# Task prompt
From the line containing "What text is on this page?" down to the final line of the entries below, quote every line verbatim. Exclude pictures.

== == ==

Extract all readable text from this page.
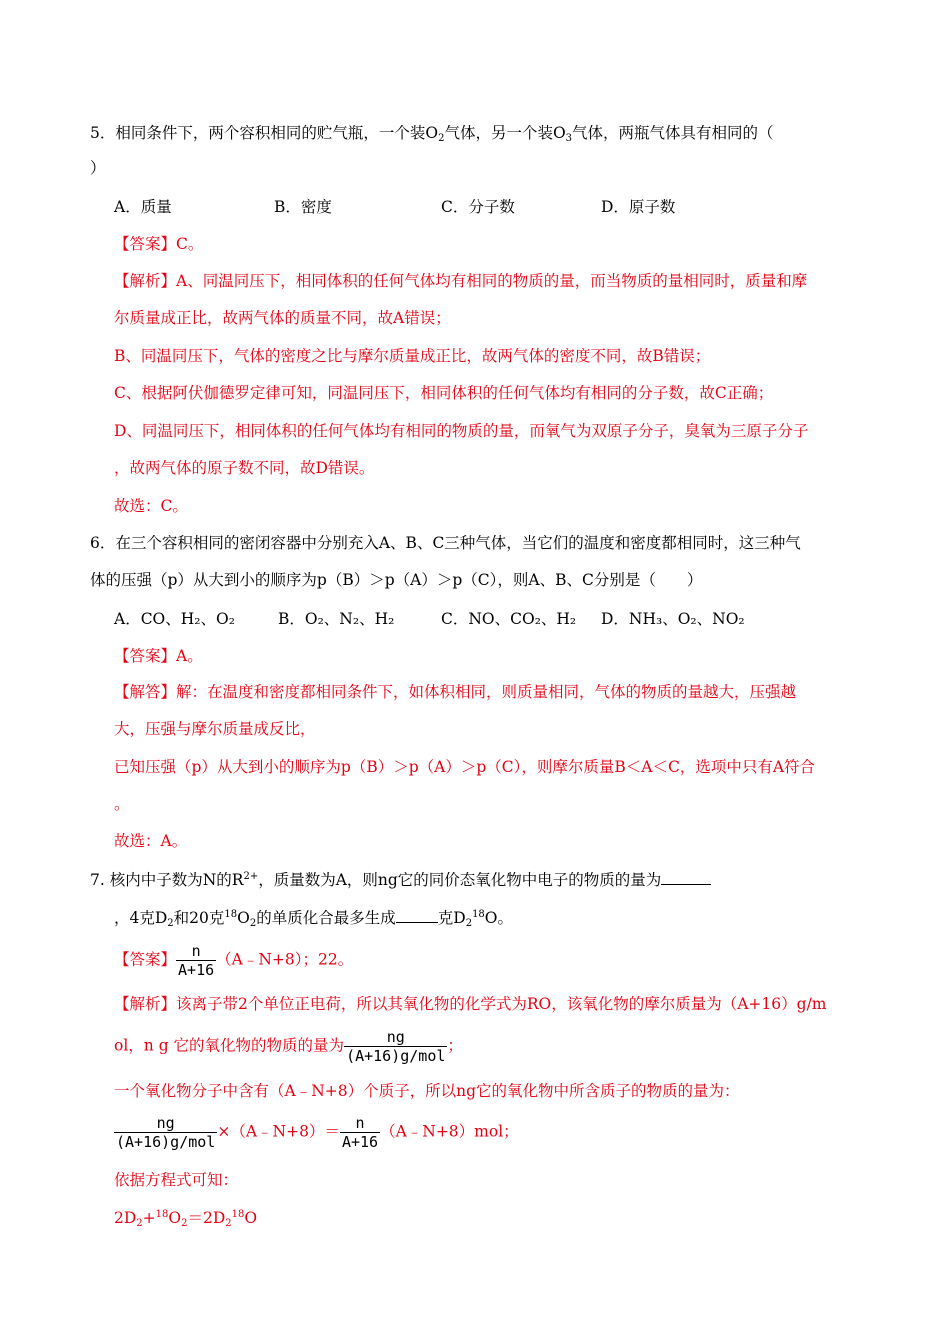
5．相同条件下，两个容积相同的贮气瓶，一个装$O_2$气体，另一个装$O_3$气体，两瓶气体具有相同的（
）
A．质量	B．密度	C．分子数	D．原子数
【答案】C。
【解析】A、同温同压下，相同体积的任何气体均有相同的物质的量，而当物质的量相同时，质量和摩
尔质量成正比，故两气体的质量不同，故A错误；
B、同温同压下，气体的密度之比与摩尔质量成正比，故两气体的密度不同，故B错误；
C、根据阿伏伽德罗定律可知，同温同压下，相同体积的任何气体均有相同的分子数，故C正确；
D、同温同压下，相同体积的任何气体均有相同的物质的量，而氧气为双原子分子，臭氧为三原子分子
，故两气体的原子数不同，故D错误。
故选：C。
6．在三个容积相同的密闭容器中分别充入A、B、C三种气体，当它们的温度和密度都相同时，这三种气
体的压强（p）从大到小的顺序为p（B）＞p（A）＞p（C），则A、B、C分别是（　　）
A．CO、H₂、O₂	B．O₂、N₂、H₂	C．NO、CO₂、H₂ D．NH₃、O₂、NO₂
【答案】A。
【解答】解：在温度和密度都相同条件下，如体积相同，则质量相同，气体的物质的量越大，压强越
大，压强与摩尔质量成反比，
已知压强（p）从大到小的顺序为p（B）＞p（A）＞p（C），则摩尔质量B＜A＜C，选项中只有A符合
。
故选：A。
7. 核内中子数为N的$R^{2+}$，质量数为A，则ng它的同价态氧化物中电子的物质的量为
，4克$D_2$和20克$^{18}O_2$的单质化合最多生成	克$D_2^{18}O$。
【答案】 $\frac{n}{A+16}$ （A﹣N+8）；22。
【解析】该离子带2个单位正电荷，所以其氧化物的化学式为RO，该氧化物的摩尔质量为（A+16）g/m
ol，n g 它的氧化物的物质的量为 $\frac{ng}{\text{(A+16)g/mol}}$ ；
一个氧化物分子中含有（A﹣N+8）个质子，所以ng它的氧化物中所含质子的物质的量为：
$\frac{ng}{\text{(A+16)g/mol}}$ ×（A﹣N+8）＝ $\frac{n}{A+16}$ （A﹣N+8）mol；
依据方程式可知：
$2D_2+^{18}O_2=2D_2^{18}O$
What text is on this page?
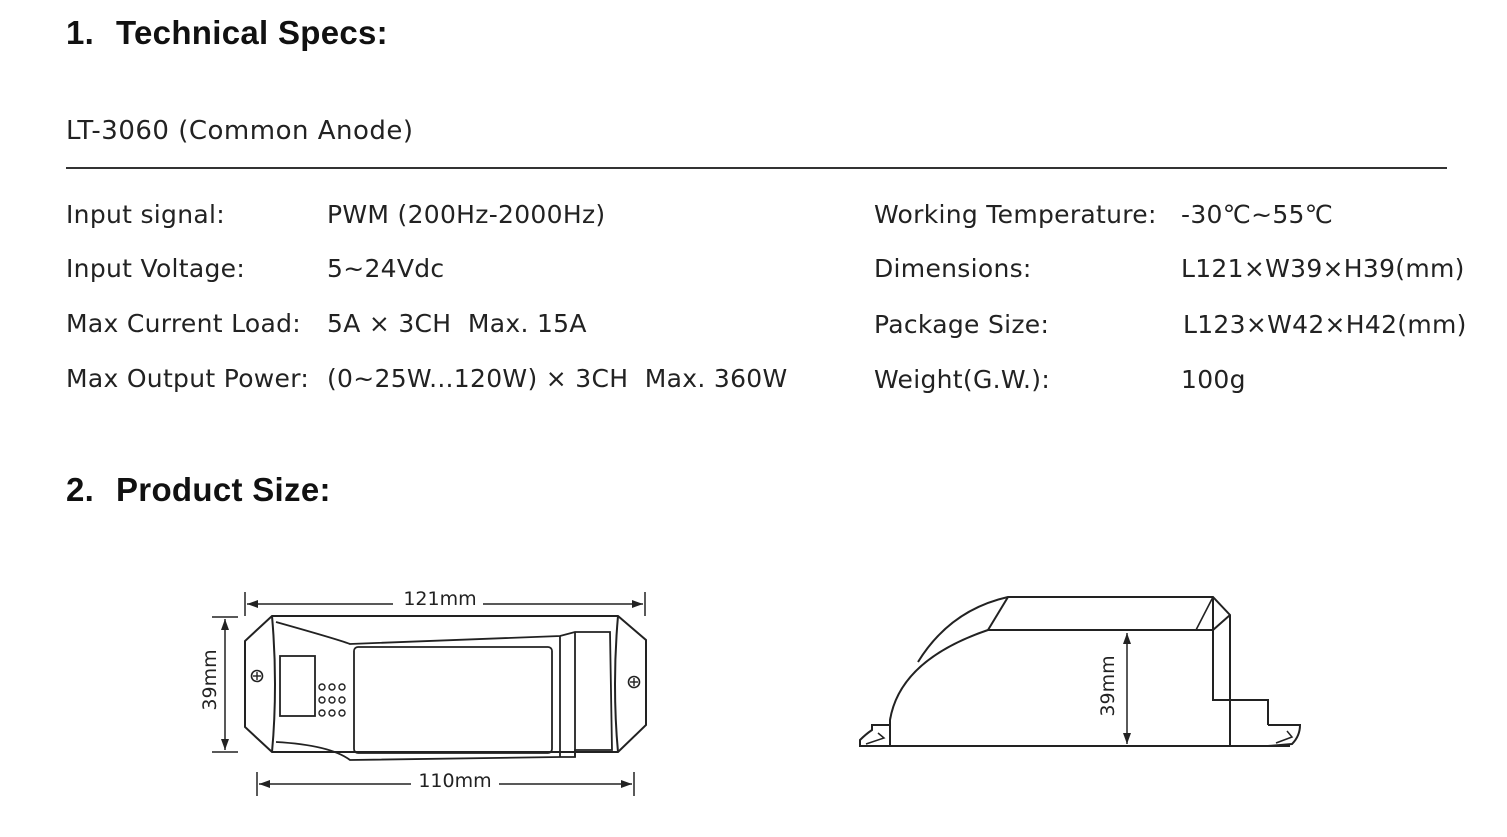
1. Technical Specs:
LT-3060 (Common Anode)
Input signal:	PWM (200Hz-2000Hz)
Input Voltage:	5~24Vdc
Max Current Load: 5A × 3CH  Max. 15A
Max Output Power: (0~25W...120W) × 3CH  Max. 360W
Working Temperature: -30℃~55℃
Dimensions:	L121×W39×H39(mm)
Package Size:	L123×W42×H42(mm)
Weight(G.W.):	100g
2. Product Size:
121mm
39mm
110mm
39mm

== == ==

# The output
What text is on this page?
1. Technical Specs:
LT-3060 (Common Anode)
Input signal:	PWM (200Hz-2000Hz)
Input Voltage:	5~24Vdc
Max Current Load: 5A × 3CH  Max. 15A
Max Output Power: (0~25W...120W) × 3CH  Max. 360W
Working Temperature: -30℃~55℃
Dimensions:	L121×W39×H39(mm)
Package Size:	L123×W42×H42(mm)
Weight(G.W.):	100g
2. Product Size:
121mm
39mm
110mm
39mm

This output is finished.